• PROVIDED RECORDS:
:::::

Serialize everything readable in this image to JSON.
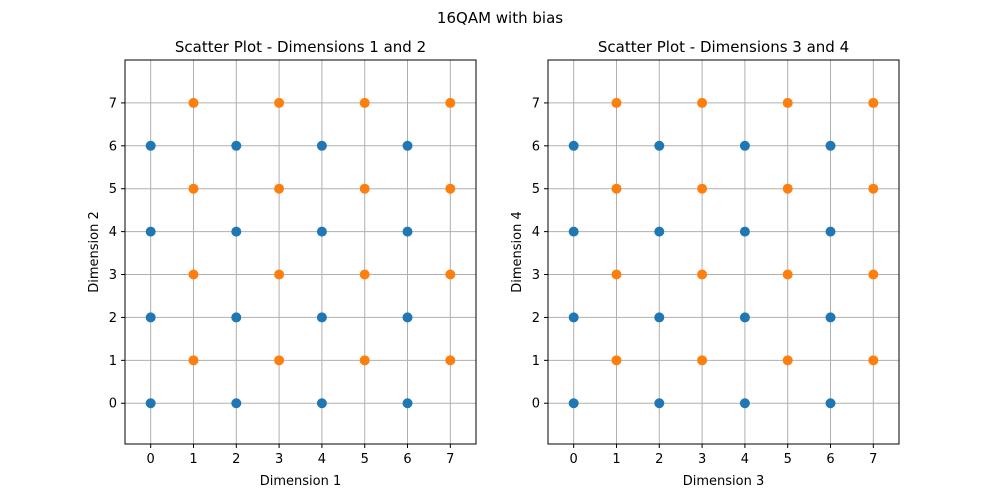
{
  "figure": {
    "suptitle": "16QAM with bias"
  },
  "chart_data": [
    {
      "type": "scatter",
      "title": "Scatter Plot - Dimensions 1 and 2",
      "xlabel": "Dimension 1",
      "ylabel": "Dimension 2",
      "xlim": [
        -0.6,
        7.6
      ],
      "ylim": [
        -0.95,
        8.0
      ],
      "xticks": [
        "0",
        "1",
        "2",
        "3",
        "4",
        "5",
        "6",
        "7"
      ],
      "yticks": [
        "0",
        "1",
        "2",
        "3",
        "4",
        "5",
        "6",
        "7"
      ],
      "grid": true,
      "series": [
        {
          "color": "#1f77b4",
          "points": [
            [
              0,
              0
            ],
            [
              0,
              2
            ],
            [
              0,
              4
            ],
            [
              0,
              6
            ],
            [
              2,
              0
            ],
            [
              2,
              2
            ],
            [
              2,
              4
            ],
            [
              2,
              6
            ],
            [
              4,
              0
            ],
            [
              4,
              2
            ],
            [
              4,
              4
            ],
            [
              4,
              6
            ],
            [
              6,
              0
            ],
            [
              6,
              2
            ],
            [
              6,
              4
            ],
            [
              6,
              6
            ]
          ]
        },
        {
          "color": "#ff7f0e",
          "points": [
            [
              1,
              1
            ],
            [
              1,
              3
            ],
            [
              1,
              5
            ],
            [
              1,
              7
            ],
            [
              3,
              1
            ],
            [
              3,
              3
            ],
            [
              3,
              5
            ],
            [
              3,
              7
            ],
            [
              5,
              1
            ],
            [
              5,
              3
            ],
            [
              5,
              5
            ],
            [
              5,
              7
            ],
            [
              7,
              1
            ],
            [
              7,
              3
            ],
            [
              7,
              5
            ],
            [
              7,
              7
            ]
          ]
        }
      ]
    },
    {
      "type": "scatter",
      "title": "Scatter Plot - Dimensions 3 and 4",
      "xlabel": "Dimension 3",
      "ylabel": "Dimension 4",
      "xlim": [
        -0.6,
        7.6
      ],
      "ylim": [
        -0.95,
        8.0
      ],
      "xticks": [
        "0",
        "1",
        "2",
        "3",
        "4",
        "5",
        "6",
        "7"
      ],
      "yticks": [
        "0",
        "1",
        "2",
        "3",
        "4",
        "5",
        "6",
        "7"
      ],
      "grid": true,
      "series": [
        {
          "color": "#1f77b4",
          "points": [
            [
              0,
              0
            ],
            [
              0,
              2
            ],
            [
              0,
              4
            ],
            [
              0,
              6
            ],
            [
              2,
              0
            ],
            [
              2,
              2
            ],
            [
              2,
              4
            ],
            [
              2,
              6
            ],
            [
              4,
              0
            ],
            [
              4,
              2
            ],
            [
              4,
              4
            ],
            [
              4,
              6
            ],
            [
              6,
              0
            ],
            [
              6,
              2
            ],
            [
              6,
              4
            ],
            [
              6,
              6
            ]
          ]
        },
        {
          "color": "#ff7f0e",
          "points": [
            [
              1,
              1
            ],
            [
              1,
              3
            ],
            [
              1,
              5
            ],
            [
              1,
              7
            ],
            [
              3,
              1
            ],
            [
              3,
              3
            ],
            [
              3,
              5
            ],
            [
              3,
              7
            ],
            [
              5,
              1
            ],
            [
              5,
              3
            ],
            [
              5,
              5
            ],
            [
              5,
              7
            ],
            [
              7,
              1
            ],
            [
              7,
              3
            ],
            [
              7,
              5
            ],
            [
              7,
              7
            ]
          ]
        }
      ]
    }
  ]
}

:::::

• TASK BRIEF: Leave out the pictures and output every record above precisely as given.

• EXPECTED ANSWER:
Serialize everything readable in this image to JSON.
{
  "figure": {
    "suptitle": "16QAM with bias"
  },
  "chart_data": [
    {
      "type": "scatter",
      "title": "Scatter Plot - Dimensions 1 and 2",
      "xlabel": "Dimension 1",
      "ylabel": "Dimension 2",
      "xlim": [
        -0.6,
        7.6
      ],
      "ylim": [
        -0.95,
        8.0
      ],
      "xticks": [
        "0",
        "1",
        "2",
        "3",
        "4",
        "5",
        "6",
        "7"
      ],
      "yticks": [
        "0",
        "1",
        "2",
        "3",
        "4",
        "5",
        "6",
        "7"
      ],
      "grid": true,
      "series": [
        {
          "color": "#1f77b4",
          "points": [
            [
              0,
              0
            ],
            [
              0,
              2
            ],
            [
              0,
              4
            ],
            [
              0,
              6
            ],
            [
              2,
              0
            ],
            [
              2,
              2
            ],
            [
              2,
              4
            ],
            [
              2,
              6
            ],
            [
              4,
              0
            ],
            [
              4,
              2
            ],
            [
              4,
              4
            ],
            [
              4,
              6
            ],
            [
              6,
              0
            ],
            [
              6,
              2
            ],
            [
              6,
              4
            ],
            [
              6,
              6
            ]
          ]
        },
        {
          "color": "#ff7f0e",
          "points": [
            [
              1,
              1
            ],
            [
              1,
              3
            ],
            [
              1,
              5
            ],
            [
              1,
              7
            ],
            [
              3,
              1
            ],
            [
              3,
              3
            ],
            [
              3,
              5
            ],
            [
              3,
              7
            ],
            [
              5,
              1
            ],
            [
              5,
              3
            ],
            [
              5,
              5
            ],
            [
              5,
              7
            ],
            [
              7,
              1
            ],
            [
              7,
              3
            ],
            [
              7,
              5
            ],
            [
              7,
              7
            ]
          ]
        }
      ]
    },
    {
      "type": "scatter",
      "title": "Scatter Plot - Dimensions 3 and 4",
      "xlabel": "Dimension 3",
      "ylabel": "Dimension 4",
      "xlim": [
        -0.6,
        7.6
      ],
      "ylim": [
        -0.95,
        8.0
      ],
      "xticks": [
        "0",
        "1",
        "2",
        "3",
        "4",
        "5",
        "6",
        "7"
      ],
      "yticks": [
        "0",
        "1",
        "2",
        "3",
        "4",
        "5",
        "6",
        "7"
      ],
      "grid": true,
      "series": [
        {
          "color": "#1f77b4",
          "points": [
            [
              0,
              0
            ],
            [
              0,
              2
            ],
            [
              0,
              4
            ],
            [
              0,
              6
            ],
            [
              2,
              0
            ],
            [
              2,
              2
            ],
            [
              2,
              4
            ],
            [
              2,
              6
            ],
            [
              4,
              0
            ],
            [
              4,
              2
            ],
            [
              4,
              4
            ],
            [
              4,
              6
            ],
            [
              6,
              0
            ],
            [
              6,
              2
            ],
            [
              6,
              4
            ],
            [
              6,
              6
            ]
          ]
        },
        {
          "color": "#ff7f0e",
          "points": [
            [
              1,
              1
            ],
            [
              1,
              3
            ],
            [
              1,
              5
            ],
            [
              1,
              7
            ],
            [
              3,
              1
            ],
            [
              3,
              3
            ],
            [
              3,
              5
            ],
            [
              3,
              7
            ],
            [
              5,
              1
            ],
            [
              5,
              3
            ],
            [
              5,
              5
            ],
            [
              5,
              7
            ],
            [
              7,
              1
            ],
            [
              7,
              3
            ],
            [
              7,
              5
            ],
            [
              7,
              7
            ]
          ]
        }
      ]
    }
  ]
}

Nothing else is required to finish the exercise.